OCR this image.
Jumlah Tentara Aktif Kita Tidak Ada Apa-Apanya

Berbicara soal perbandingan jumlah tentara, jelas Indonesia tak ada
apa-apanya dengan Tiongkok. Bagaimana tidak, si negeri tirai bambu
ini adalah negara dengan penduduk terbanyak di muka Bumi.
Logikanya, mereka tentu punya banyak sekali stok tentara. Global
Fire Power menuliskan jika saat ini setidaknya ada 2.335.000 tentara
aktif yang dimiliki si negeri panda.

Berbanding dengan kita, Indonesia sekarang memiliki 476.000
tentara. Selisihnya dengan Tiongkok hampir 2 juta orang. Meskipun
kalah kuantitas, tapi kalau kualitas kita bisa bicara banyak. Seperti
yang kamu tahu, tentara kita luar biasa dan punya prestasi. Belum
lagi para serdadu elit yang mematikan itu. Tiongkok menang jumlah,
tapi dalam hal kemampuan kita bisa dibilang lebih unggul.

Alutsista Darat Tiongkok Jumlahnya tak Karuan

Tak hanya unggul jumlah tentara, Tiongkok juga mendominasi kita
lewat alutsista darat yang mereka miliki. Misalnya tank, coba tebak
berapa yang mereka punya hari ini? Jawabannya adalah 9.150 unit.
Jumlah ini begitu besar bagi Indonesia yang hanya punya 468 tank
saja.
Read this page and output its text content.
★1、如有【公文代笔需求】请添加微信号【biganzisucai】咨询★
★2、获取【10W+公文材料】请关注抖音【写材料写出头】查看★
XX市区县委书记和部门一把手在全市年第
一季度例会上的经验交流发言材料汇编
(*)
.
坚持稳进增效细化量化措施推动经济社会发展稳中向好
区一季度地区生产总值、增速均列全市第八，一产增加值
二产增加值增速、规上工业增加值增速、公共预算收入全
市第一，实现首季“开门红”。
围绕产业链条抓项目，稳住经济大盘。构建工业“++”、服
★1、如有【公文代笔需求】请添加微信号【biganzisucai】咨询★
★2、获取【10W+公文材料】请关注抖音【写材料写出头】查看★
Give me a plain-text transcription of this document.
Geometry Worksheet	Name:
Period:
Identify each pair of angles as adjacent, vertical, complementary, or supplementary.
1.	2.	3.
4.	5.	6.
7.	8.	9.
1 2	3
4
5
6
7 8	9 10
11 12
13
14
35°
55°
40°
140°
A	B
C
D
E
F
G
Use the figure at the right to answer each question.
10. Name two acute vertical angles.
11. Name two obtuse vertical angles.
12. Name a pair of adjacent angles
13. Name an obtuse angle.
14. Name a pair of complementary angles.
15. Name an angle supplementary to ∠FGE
_ _ _ _ _
Above are some records; extract every one of them exactly.

- **Solved exercise**:
OCR this image.
Jumlah Tentara Aktif Kita Tidak Ada Apa-Apanya

Berbicara soal perbandingan jumlah tentara, jelas Indonesia tak ada
apa-apanya dengan Tiongkok. Bagaimana tidak, si negeri tirai bambu
ini adalah negara dengan penduduk terbanyak di muka Bumi.
Logikanya, mereka tentu punya banyak sekali stok tentara. Global
Fire Power menuliskan jika saat ini setidaknya ada 2.335.000 tentara
aktif yang dimiliki si negeri panda.

Berbanding dengan kita, Indonesia sekarang memiliki 476.000
tentara. Selisihnya dengan Tiongkok hampir 2 juta orang. Meskipun
kalah kuantitas, tapi kalau kualitas kita bisa bicara banyak. Seperti
yang kamu tahu, tentara kita luar biasa dan punya prestasi. Belum
lagi para serdadu elit yang mematikan itu. Tiongkok menang jumlah,
tapi dalam hal kemampuan kita bisa dibilang lebih unggul.

Alutsista Darat Tiongkok Jumlahnya tak Karuan

Tak hanya unggul jumlah tentara, Tiongkok juga mendominasi kita
lewat alutsista darat yang mereka miliki. Misalnya tank, coba tebak
berapa yang mereka punya hari ini? Jawabannya adalah 9.150 unit.
Jumlah ini begitu besar bagi Indonesia yang hanya punya 468 tank
saja.
Read this page and output its text content.
★1、如有【公文代笔需求】请添加微信号【biganzisucai】咨询★
★2、获取【10W+公文材料】请关注抖音【写材料写出头】查看★
XX市区县委书记和部门一把手在全市年第
一季度例会上的经验交流发言材料汇编
(*)
.
坚持稳进增效细化量化措施推动经济社会发展稳中向好
区一季度地区生产总值、增速均列全市第八，一产增加值
二产增加值增速、规上工业增加值增速、公共预算收入全
市第一，实现首季“开门红”。
围绕产业链条抓项目，稳住经济大盘。构建工业“++”、服
★1、如有【公文代笔需求】请添加微信号【biganzisucai】咨询★
★2、获取【10W+公文材料】请关注抖音【写材料写出头】查看★
Give me a plain-text transcription of this document.
Geometry Worksheet	Name:
Period:
Identify each pair of angles as adjacent, vertical, complementary, or supplementary.
1.	2.	3.
4.	5.	6.
7.	8.	9.
1 2	3
4
5
6
7 8	9 10
11 12
13
14
35°
55°
40°
140°
A	B
C
D
E
F
G
Use the figure at the right to answer each question.
10. Name two acute vertical angles.
11. Name two obtuse vertical angles.
12. Name a pair of adjacent angles
13. Name an obtuse angle.
14. Name a pair of complementary angles.
15. Name an angle supplementary to ∠FGE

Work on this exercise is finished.